# start of Exercise material

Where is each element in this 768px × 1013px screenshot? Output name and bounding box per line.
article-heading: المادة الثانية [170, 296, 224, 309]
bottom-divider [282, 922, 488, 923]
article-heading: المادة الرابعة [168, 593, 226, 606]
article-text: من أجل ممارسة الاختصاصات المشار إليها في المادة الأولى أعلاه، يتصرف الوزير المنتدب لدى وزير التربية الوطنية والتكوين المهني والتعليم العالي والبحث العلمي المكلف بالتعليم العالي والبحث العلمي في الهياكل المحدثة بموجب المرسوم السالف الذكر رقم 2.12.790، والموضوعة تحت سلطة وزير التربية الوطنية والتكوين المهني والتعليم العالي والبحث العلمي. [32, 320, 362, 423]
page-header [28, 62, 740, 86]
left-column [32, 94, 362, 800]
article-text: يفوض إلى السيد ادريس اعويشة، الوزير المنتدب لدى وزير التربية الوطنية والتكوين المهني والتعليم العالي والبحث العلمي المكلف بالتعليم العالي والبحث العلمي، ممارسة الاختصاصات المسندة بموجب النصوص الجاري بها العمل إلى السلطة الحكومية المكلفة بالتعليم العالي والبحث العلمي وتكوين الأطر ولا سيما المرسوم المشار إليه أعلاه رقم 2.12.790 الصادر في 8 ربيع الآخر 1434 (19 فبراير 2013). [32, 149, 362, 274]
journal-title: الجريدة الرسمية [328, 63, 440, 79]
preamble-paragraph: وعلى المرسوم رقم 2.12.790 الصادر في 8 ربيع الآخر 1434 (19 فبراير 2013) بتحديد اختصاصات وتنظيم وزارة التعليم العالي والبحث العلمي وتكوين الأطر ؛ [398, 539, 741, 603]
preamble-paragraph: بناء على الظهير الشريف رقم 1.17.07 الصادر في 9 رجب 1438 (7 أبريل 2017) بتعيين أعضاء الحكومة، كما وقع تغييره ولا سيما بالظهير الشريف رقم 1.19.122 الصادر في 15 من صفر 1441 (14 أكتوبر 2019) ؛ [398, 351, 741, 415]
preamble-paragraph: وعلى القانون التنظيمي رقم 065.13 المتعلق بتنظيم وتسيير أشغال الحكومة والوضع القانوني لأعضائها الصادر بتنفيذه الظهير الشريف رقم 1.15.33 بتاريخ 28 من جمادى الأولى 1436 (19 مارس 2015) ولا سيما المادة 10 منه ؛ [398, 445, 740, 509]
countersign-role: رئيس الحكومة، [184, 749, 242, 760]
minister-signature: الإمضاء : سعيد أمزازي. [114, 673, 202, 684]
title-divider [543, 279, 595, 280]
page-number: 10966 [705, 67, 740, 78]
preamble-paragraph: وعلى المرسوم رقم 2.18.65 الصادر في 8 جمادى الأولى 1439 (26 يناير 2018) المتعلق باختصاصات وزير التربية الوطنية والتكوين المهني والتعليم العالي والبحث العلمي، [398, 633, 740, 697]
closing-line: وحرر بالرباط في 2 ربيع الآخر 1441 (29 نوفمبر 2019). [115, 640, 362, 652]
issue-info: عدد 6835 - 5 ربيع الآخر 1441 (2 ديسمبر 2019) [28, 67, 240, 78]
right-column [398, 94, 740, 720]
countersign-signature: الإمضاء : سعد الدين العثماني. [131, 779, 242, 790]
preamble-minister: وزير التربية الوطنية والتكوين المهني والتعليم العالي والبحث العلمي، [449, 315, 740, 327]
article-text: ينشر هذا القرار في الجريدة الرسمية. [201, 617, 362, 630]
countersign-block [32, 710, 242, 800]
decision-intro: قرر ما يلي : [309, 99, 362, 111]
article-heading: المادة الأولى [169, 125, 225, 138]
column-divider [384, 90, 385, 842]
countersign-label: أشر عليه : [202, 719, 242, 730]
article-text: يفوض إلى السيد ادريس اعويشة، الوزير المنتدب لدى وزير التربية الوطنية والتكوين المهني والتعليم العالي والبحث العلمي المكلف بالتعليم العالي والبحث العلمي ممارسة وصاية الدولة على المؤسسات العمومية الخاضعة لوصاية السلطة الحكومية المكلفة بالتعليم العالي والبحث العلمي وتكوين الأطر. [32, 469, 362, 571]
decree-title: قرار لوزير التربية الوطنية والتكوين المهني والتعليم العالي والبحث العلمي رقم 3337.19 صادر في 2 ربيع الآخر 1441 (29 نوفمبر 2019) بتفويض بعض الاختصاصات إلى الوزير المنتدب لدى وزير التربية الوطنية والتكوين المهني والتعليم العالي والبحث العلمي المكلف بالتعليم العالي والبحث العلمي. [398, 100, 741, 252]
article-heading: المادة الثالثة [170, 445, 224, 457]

# end of Exercise material

*Prompt:* Reproduce every line of the material above verbatim, keeping each character and the original line order.

*Right answer:*
Where is each element in this 768px × 1013px screenshot? Output name and bounding box per line.
article-heading: المادة الثانية [170, 296, 224, 309]
bottom-divider [282, 922, 488, 923]
article-heading: المادة الرابعة [168, 593, 226, 606]
article-text: من أجل ممارسة الاختصاصات المشار إليها في المادة الأولى أعلاه، يتصرف الوزير المنتدب لدى وزير التربية الوطنية والتكوين المهني والتعليم العالي والبحث العلمي المكلف بالتعليم العالي والبحث العلمي في الهياكل المحدثة بموجب المرسوم السالف الذكر رقم 2.12.790، والموضوعة تحت سلطة وزير التربية الوطنية والتكوين المهني والتعليم العالي والبحث العلمي. [32, 320, 362, 423]
page-header [28, 62, 740, 86]
left-column [32, 94, 362, 800]
article-text: يفوض إلى السيد ادريس اعويشة، الوزير المنتدب لدى وزير التربية الوطنية والتكوين المهني والتعليم العالي والبحث العلمي المكلف بالتعليم العالي والبحث العلمي، ممارسة الاختصاصات المسندة بموجب النصوص الجاري بها العمل إلى السلطة الحكومية المكلفة بالتعليم العالي والبحث العلمي وتكوين الأطر ولا سيما المرسوم المشار إليه أعلاه رقم 2.12.790 الصادر في 8 ربيع الآخر 1434 (19 فبراير 2013). [32, 149, 362, 274]
journal-title: الجريدة الرسمية [328, 63, 440, 79]
preamble-paragraph: وعلى المرسوم رقم 2.12.790 الصادر في 8 ربيع الآخر 1434 (19 فبراير 2013) بتحديد اختصاصات وتنظيم وزارة التعليم العالي والبحث العلمي وتكوين الأطر ؛ [398, 539, 741, 603]
preamble-paragraph: بناء على الظهير الشريف رقم 1.17.07 الصادر في 9 رجب 1438 (7 أبريل 2017) بتعيين أعضاء الحكومة، كما وقع تغييره ولا سيما بالظهير الشريف رقم 1.19.122 الصادر في 15 من صفر 1441 (14 أكتوبر 2019) ؛ [398, 351, 741, 415]
preamble-paragraph: وعلى القانون التنظيمي رقم 065.13 المتعلق بتنظيم وتسيير أشغال الحكومة والوضع القانوني لأعضائها الصادر بتنفيذه الظهير الشريف رقم 1.15.33 بتاريخ 28 من جمادى الأولى 1436 (19 مارس 2015) ولا سيما المادة 10 منه ؛ [398, 445, 740, 509]
countersign-role: رئيس الحكومة، [184, 749, 242, 760]
minister-signature: الإمضاء : سعيد أمزازي. [114, 673, 202, 684]
title-divider [543, 279, 595, 280]
page-number: 10966 [705, 67, 740, 78]
preamble-paragraph: وعلى المرسوم رقم 2.18.65 الصادر في 8 جمادى الأولى 1439 (26 يناير 2018) المتعلق باختصاصات وزير التربية الوطنية والتكوين المهني والتعليم العالي والبحث العلمي، [398, 633, 740, 697]
closing-line: وحرر بالرباط في 2 ربيع الآخر 1441 (29 نوفمبر 2019). [115, 640, 362, 652]
issue-info: عدد 6835 - 5 ربيع الآخر 1441 (2 ديسمبر 2019) [28, 67, 240, 78]
right-column [398, 94, 740, 720]
countersign-signature: الإمضاء : سعد الدين العثماني. [131, 779, 242, 790]
preamble-minister: وزير التربية الوطنية والتكوين المهني والتعليم العالي والبحث العلمي، [449, 315, 740, 327]
article-text: ينشر هذا القرار في الجريدة الرسمية. [201, 617, 362, 630]
countersign-block [32, 710, 242, 800]
decision-intro: قرر ما يلي : [309, 99, 362, 111]
article-heading: المادة الأولى [169, 125, 225, 138]
column-divider [384, 90, 385, 842]
countersign-label: أشر عليه : [202, 719, 242, 730]
article-text: يفوض إلى السيد ادريس اعويشة، الوزير المنتدب لدى وزير التربية الوطنية والتكوين المهني والتعليم العالي والبحث العلمي المكلف بالتعليم العالي والبحث العلمي ممارسة وصاية الدولة على المؤسسات العمومية الخاضعة لوصاية السلطة الحكومية المكلفة بالتعليم العالي والبحث العلمي وتكوين الأطر. [32, 469, 362, 571]
decree-title: قرار لوزير التربية الوطنية والتكوين المهني والتعليم العالي والبحث العلمي رقم 3337.19 صادر في 2 ربيع الآخر 1441 (29 نوفمبر 2019) بتفويض بعض الاختصاصات إلى الوزير المنتدب لدى وزير التربية الوطنية والتكوين المهني والتعليم العالي والبحث العلمي المكلف بالتعليم العالي والبحث العلمي. [398, 100, 741, 252]
article-heading: المادة الثالثة [170, 445, 224, 457]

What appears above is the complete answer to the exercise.